* _Soal Tugas_
Tuliskan tanpa perubahan bagian teks tentang ogoh-ogoh Ki Ai Nir Nur di bawah yang diawali kata-kata yang memuat "Ki Ai Nir Nur adalah" dan diakhiri "adalah yang menyenangkan.".

* _Teks Bacaan_
Oleh : Agung Bawantara
Inilah ogoh-ogoh yang berpijak pada tradisi lama tetapi mengangkat isu paling kontemporer: kecerdasan buatan. Namanya Ki Ai Nir Nur. Dibuat oleh Marmar Herayukti dari Banjar Gemeh, Denpasar. Ini bukan ogoh-ogoh biasa. Ia adalah simbol dari sebuah era—era di mana manusia begitu percaya pada kecerdasannya sendiri, hingga lupa bahwa kecerdasan tanpa kesadaran adalah resepi untuk kekacauan.
Ki Ai Nir Nur adalah raksasa gundul bermata satu. Mata kanannya tajam, mata kirinya buta, hanya putih polos tanpa titik pusat. Bagi sebagian orang, itu mungkin detail kosmetik. Tapi dalam simbolisme Bali dan kenyataan yang kita hidupi hari ini, itu adalah metafora: kita hanya melihat sebagian dari kenyataan dan seringkali bagian yang kita lihat adalah yang menyenangkan.

* _Data Ditampilkan_
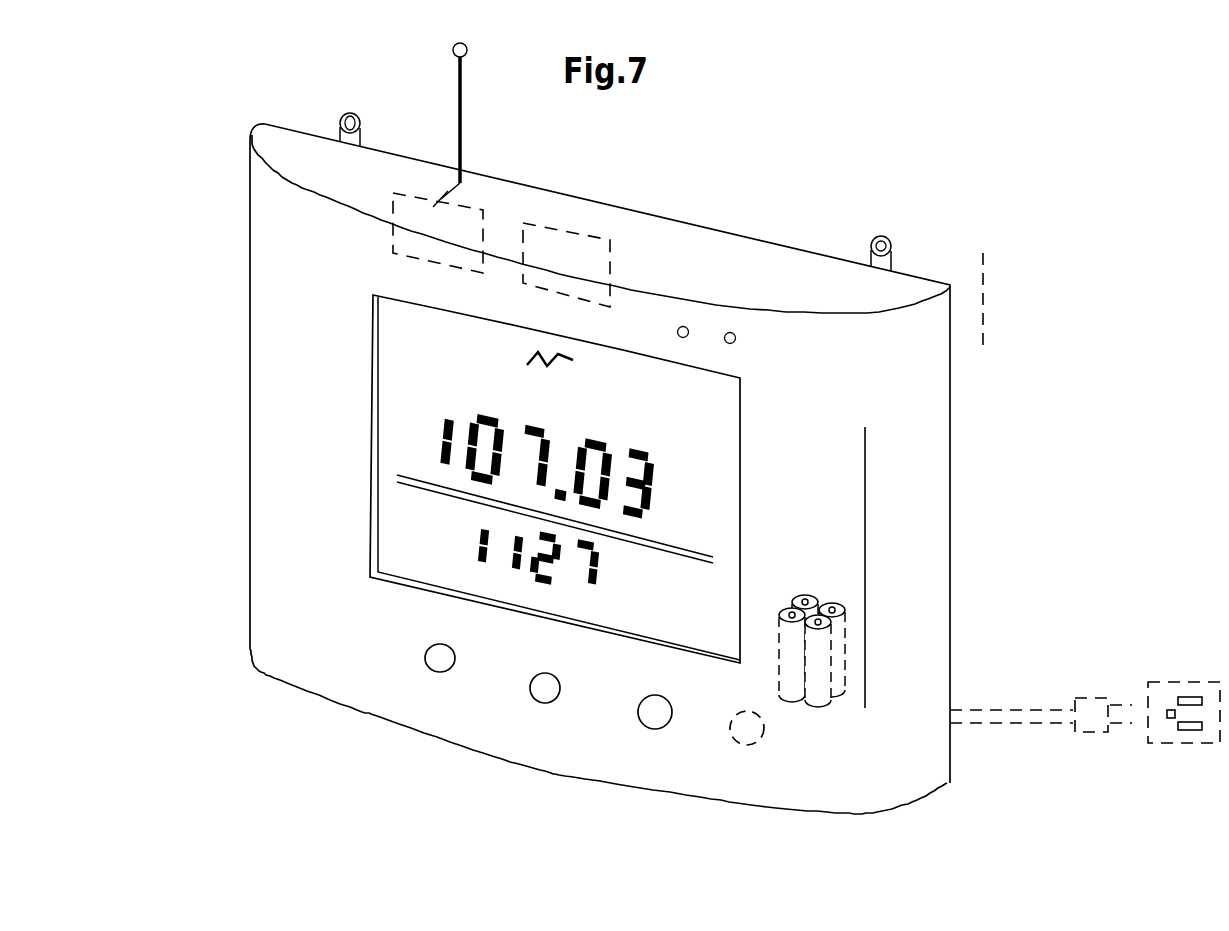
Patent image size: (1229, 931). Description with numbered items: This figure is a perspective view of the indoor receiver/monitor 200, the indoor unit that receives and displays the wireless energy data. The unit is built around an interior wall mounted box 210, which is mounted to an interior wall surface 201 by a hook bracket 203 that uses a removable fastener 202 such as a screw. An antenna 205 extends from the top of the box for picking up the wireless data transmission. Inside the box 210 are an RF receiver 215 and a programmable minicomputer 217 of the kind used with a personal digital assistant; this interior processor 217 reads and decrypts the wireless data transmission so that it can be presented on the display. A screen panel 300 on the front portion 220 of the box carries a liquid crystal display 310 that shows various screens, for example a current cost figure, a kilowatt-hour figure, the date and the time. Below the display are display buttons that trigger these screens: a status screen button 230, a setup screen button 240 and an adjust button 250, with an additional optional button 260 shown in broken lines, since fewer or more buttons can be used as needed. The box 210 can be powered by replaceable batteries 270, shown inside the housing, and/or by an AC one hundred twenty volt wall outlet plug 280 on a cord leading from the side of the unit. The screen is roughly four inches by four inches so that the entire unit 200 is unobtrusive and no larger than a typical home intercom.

The indoor receiver/monitor 200 is at (203, 139).
The interior wall surface 201 is at (1015, 332).
The hook / nail 202 is at (952, 232).
The hook bracket 203 is at (955, 217).
The antenna 205 is at (403, 125).
The interior wall mounted box 210 is at (600, 463).
The RF receiver 215 is at (358, 171).
The programmable minicomputer 217 is at (587, 267).
The front portion 220 is at (541, 224).
The status screen button 230 is at (324, 722).
The setup screen button 240 is at (431, 755).
The adjust button 250 is at (538, 777).
The button (optional) 260 is at (632, 796).
The replaceable batteries 270 is at (921, 635).
The AC 120 volt wall outlet plug 280 is at (1085, 675).
The screen panel 300 is at (599, 479).
The liquid crystal display (LCD) 310 is at (730, 475).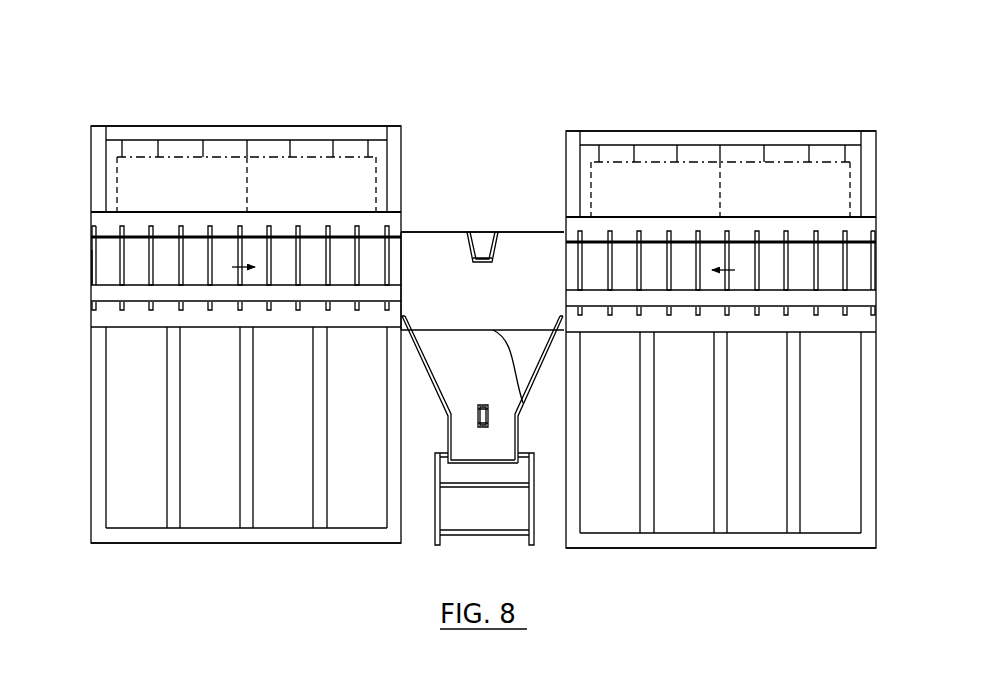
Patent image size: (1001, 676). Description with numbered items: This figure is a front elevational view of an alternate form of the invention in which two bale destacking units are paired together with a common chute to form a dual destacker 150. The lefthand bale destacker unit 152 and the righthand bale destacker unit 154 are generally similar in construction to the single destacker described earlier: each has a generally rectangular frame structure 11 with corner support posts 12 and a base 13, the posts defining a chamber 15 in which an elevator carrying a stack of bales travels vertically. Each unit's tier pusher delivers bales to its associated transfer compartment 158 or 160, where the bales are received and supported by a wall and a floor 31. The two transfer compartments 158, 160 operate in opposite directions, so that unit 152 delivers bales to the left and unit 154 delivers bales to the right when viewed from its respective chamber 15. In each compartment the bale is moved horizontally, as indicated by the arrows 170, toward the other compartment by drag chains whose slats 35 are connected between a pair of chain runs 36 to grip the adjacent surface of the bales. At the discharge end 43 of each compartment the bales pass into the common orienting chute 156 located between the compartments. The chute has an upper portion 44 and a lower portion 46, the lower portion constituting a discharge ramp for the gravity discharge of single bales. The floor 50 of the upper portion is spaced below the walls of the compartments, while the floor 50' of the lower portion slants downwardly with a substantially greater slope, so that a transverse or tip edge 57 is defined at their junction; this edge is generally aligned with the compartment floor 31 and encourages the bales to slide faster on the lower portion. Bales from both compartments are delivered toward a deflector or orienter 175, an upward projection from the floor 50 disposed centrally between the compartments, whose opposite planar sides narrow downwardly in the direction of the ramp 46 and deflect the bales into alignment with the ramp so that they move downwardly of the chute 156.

The frame structure 11 is at (90, 136).
The corner support posts 12 is at (90, 402).
The base 13 is at (250, 544).
The chamber 15 is at (292, 428).
The floor 31 is at (860, 220).
The slats 35 is at (850, 282).
The chain runs 36 is at (860, 244).
The discharge end 43 is at (352, 275).
The upper portion 44 is at (445, 257).
The lower portion 46 is at (459, 397).
The floor 50 is at (481, 294).
The floor 50' is at (481, 392).
The transverse or tip edge 57 is at (522, 405).
The dual destacker 150 is at (477, 146).
The bale destacker unit 152 is at (239, 137).
The bale destacker unit 154 is at (754, 128).
The common orienting chute 156 is at (528, 230).
The transfer compartment 158 is at (108, 266).
The transfer compartment 160 is at (833, 264).
The arrows 170 is at (246, 262).
The deflector or orienter 175 is at (482, 237).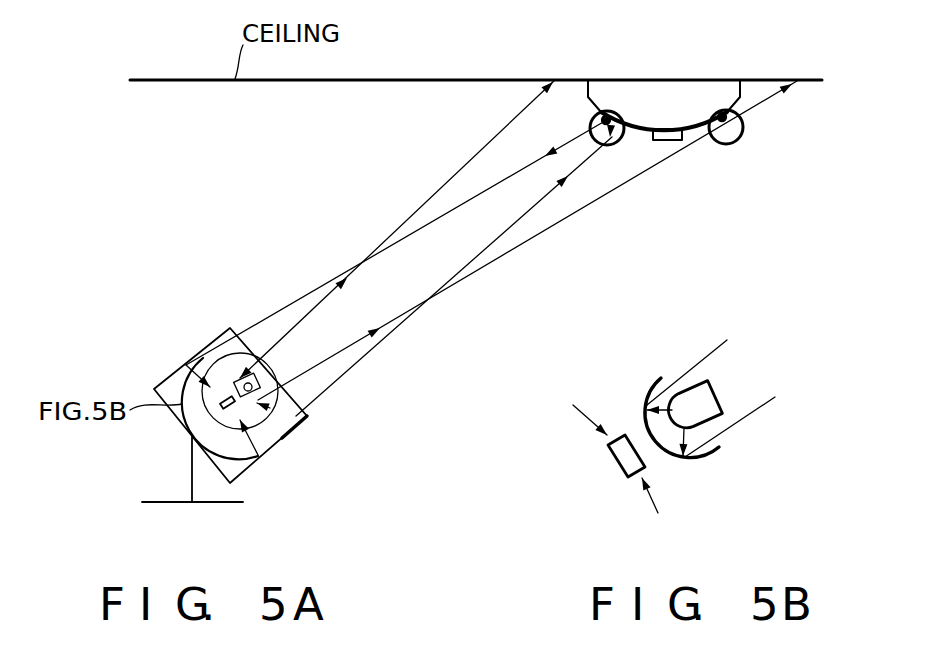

* _Jawaban Tugas_
Ki Ai Nir Nur adalah raksasa gundul bermata satu. Mata kanannya tajam, mata kirinya buta, hanya putih polos tanpa titik pusat. Bagi sebagian orang, itu mungkin detail kosmetik. Tapi dalam simbolisme Bali dan kenyataan yang kita hidupi hari ini, itu adalah metafora: kita hanya melihat sebagian dari kenyataan dan seringkali bagian yang kita lihat adalah yang menyenangkan.